== ENTRIES

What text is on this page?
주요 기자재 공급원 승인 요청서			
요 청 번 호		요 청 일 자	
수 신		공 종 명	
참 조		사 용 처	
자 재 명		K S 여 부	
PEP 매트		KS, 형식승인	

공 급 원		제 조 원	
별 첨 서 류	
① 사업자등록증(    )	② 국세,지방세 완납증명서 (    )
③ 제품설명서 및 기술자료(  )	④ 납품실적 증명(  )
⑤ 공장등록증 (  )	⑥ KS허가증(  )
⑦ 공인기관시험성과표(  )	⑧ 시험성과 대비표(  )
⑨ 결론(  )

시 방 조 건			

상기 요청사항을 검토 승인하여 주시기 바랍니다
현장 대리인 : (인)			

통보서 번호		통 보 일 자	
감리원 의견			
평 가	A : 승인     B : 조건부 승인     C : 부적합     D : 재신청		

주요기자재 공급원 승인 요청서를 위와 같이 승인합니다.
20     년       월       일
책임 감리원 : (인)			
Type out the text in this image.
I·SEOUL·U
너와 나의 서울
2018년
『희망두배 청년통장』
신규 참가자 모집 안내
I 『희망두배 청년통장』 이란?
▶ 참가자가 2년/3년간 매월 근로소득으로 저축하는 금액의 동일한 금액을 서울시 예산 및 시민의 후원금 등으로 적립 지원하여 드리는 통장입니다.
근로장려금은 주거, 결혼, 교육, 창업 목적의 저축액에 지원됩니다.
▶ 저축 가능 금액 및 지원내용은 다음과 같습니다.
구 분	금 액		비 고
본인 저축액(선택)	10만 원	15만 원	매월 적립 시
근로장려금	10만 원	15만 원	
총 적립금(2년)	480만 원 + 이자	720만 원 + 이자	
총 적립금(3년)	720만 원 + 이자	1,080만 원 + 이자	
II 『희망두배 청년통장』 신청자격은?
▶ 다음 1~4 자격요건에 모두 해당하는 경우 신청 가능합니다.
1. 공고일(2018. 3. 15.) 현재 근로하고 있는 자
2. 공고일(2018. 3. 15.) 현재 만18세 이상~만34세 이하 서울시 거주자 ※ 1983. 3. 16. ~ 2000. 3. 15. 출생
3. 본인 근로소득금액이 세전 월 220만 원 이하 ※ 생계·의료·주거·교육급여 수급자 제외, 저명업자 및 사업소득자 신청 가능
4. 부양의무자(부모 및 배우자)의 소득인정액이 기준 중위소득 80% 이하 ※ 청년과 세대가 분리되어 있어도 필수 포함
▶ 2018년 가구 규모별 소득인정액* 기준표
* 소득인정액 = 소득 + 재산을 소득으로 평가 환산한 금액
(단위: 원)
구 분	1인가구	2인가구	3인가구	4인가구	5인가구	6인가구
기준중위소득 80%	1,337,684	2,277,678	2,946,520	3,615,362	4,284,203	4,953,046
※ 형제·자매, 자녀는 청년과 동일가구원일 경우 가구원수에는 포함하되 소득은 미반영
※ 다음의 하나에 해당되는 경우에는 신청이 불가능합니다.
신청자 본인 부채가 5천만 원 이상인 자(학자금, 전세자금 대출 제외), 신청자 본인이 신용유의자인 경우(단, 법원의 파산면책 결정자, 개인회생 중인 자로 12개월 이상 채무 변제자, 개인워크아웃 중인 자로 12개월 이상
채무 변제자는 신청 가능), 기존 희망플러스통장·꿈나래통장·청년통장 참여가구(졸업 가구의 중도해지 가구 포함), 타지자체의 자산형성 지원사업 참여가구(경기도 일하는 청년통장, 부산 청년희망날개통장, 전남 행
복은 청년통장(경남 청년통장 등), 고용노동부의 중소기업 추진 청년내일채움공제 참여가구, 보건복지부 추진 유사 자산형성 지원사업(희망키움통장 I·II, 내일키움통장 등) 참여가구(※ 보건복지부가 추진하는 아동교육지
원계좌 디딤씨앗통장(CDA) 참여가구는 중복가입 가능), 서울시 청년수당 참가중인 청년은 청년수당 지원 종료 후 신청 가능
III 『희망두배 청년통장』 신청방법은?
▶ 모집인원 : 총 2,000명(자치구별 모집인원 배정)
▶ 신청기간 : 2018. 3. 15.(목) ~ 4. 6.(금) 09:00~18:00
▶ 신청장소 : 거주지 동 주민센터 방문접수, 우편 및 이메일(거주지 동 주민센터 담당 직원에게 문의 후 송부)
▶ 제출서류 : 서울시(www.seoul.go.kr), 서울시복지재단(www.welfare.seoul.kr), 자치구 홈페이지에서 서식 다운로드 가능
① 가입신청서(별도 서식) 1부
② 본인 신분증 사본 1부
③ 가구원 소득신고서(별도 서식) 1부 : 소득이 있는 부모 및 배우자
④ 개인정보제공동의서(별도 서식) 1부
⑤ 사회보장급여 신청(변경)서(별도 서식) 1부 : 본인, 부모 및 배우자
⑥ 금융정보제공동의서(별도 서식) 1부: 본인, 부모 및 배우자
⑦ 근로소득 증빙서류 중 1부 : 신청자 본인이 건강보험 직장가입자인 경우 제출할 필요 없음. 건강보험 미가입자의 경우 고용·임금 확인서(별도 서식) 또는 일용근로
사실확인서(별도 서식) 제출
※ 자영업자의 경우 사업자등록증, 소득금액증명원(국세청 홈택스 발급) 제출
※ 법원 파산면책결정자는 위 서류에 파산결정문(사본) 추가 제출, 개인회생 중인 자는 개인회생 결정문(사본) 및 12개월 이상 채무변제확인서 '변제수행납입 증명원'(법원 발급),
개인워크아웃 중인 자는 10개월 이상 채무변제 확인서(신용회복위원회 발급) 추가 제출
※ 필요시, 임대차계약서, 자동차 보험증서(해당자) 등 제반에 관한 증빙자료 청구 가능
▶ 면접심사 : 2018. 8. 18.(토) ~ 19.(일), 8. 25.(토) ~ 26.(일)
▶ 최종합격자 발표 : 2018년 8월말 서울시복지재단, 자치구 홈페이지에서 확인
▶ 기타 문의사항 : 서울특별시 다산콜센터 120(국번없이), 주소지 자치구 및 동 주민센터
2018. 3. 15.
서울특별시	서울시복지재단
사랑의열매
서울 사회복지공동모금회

====

▶ [TASK STATEMENT] Show, from the material above, each line that includes the string "서울시복지재단".

▶ [FINAL RESULT]
▶ 제출서류 : 서울시(www.seoul.go.kr), 서울시복지재단(www.welfare.seoul.kr), 자치구 홈페이지에서 서식 다운로드 가능
▶ 최종합격자 발표 : 2018년 8월말 서울시복지재단, 자치구 홈페이지에서 확인
서울특별시	서울시복지재단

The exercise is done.